### What you are asked to do
Exactly as written, retype the listing below, omitting the pictures.

─── Entries shown

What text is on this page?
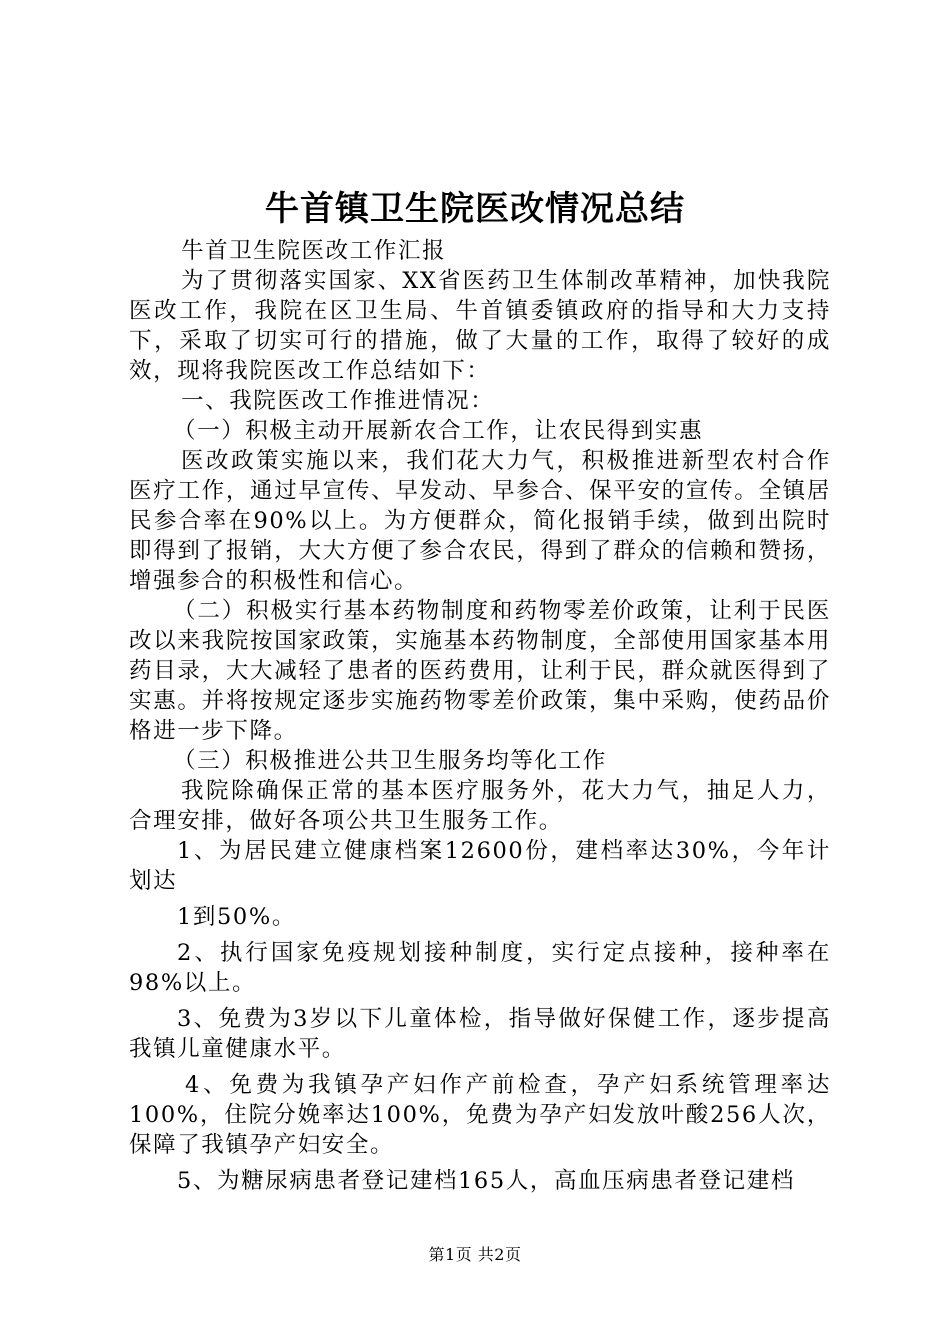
牛首镇卫生院医改情况总结

牛首卫生院医改工作汇报

为了贯彻落实国家、XX省医药卫生体制改革精神，加快我院医改工作，我院在区卫生局、牛首镇委镇政府的指导和大力支持下，采取了切实可行的措施，做了大量的工作，取得了较好的成效，现将我院医改工作总结如下：

一、我院医改工作推进情况：

（一）积极主动开展新农合工作，让农民得到实惠

医改政策实施以来，我们花大力气，积极推进新型农村合作医疗工作，通过早宣传、早发动、早参合、保平安的宣传。全镇居民参合率在90%以上。为方便群众，简化报销手续，做到出院时即得到了报销，大大方便了参合农民，得到了群众的信赖和赞扬，增强参合的积极性和信心。

（二）积极实行基本药物制度和药物零差价政策，让利于民医改以来我院按国家政策，实施基本药物制度，全部使用国家基本用药目录，大大减轻了患者的医药费用，让利于民，群众就医得到了实惠。并将按规定逐步实施药物零差价政策，集中采购，使药品价格进一步下降。

（三）积极推进公共卫生服务均等化工作

我院除确保正常的基本医疗服务外，花大力气，抽足人力，合理安排，做好各项公共卫生服务工作。

1、为居民建立健康档案12600份，建档率达30%，今年计划达

1到50%。

2、执行国家免疫规划接种制度，实行定点接种，接种率在98%以上。

3、免费为3岁以下儿童体检，指导做好保健工作，逐步提高我镇儿童健康水平。

4、免费为我镇孕产妇作产前检查，孕产妇系统管理率达100%，住院分娩率达100%，免费为孕产妇发放叶酸256人次，保障了我镇孕产妇安全。

5、为糖尿病患者登记建档165人，高血压病患者登记建档

第1页 共2页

──────

### Expected answer
What text is on this page?
牛首镇卫生院医改情况总结

牛首卫生院医改工作汇报

为了贯彻落实国家、XX省医药卫生体制改革精神，加快我院医改工作，我院在区卫生局、牛首镇委镇政府的指导和大力支持下，采取了切实可行的措施，做了大量的工作，取得了较好的成效，现将我院医改工作总结如下：

一、我院医改工作推进情况：

（一）积极主动开展新农合工作，让农民得到实惠

医改政策实施以来，我们花大力气，积极推进新型农村合作医疗工作，通过早宣传、早发动、早参合、保平安的宣传。全镇居民参合率在90%以上。为方便群众，简化报销手续，做到出院时即得到了报销，大大方便了参合农民，得到了群众的信赖和赞扬，增强参合的积极性和信心。

（二）积极实行基本药物制度和药物零差价政策，让利于民医改以来我院按国家政策，实施基本药物制度，全部使用国家基本用药目录，大大减轻了患者的医药费用，让利于民，群众就医得到了实惠。并将按规定逐步实施药物零差价政策，集中采购，使药品价格进一步下降。

（三）积极推进公共卫生服务均等化工作

我院除确保正常的基本医疗服务外，花大力气，抽足人力，合理安排，做好各项公共卫生服务工作。

1、为居民建立健康档案12600份，建档率达30%，今年计划达

1到50%。

2、执行国家免疫规划接种制度，实行定点接种，接种率在98%以上。

3、免费为3岁以下儿童体检，指导做好保健工作，逐步提高我镇儿童健康水平。

4、免费为我镇孕产妇作产前检查，孕产妇系统管理率达100%，住院分娩率达100%，免费为孕产妇发放叶酸256人次，保障了我镇孕产妇安全。

5、为糖尿病患者登记建档165人，高血压病患者登记建档

第1页 共2页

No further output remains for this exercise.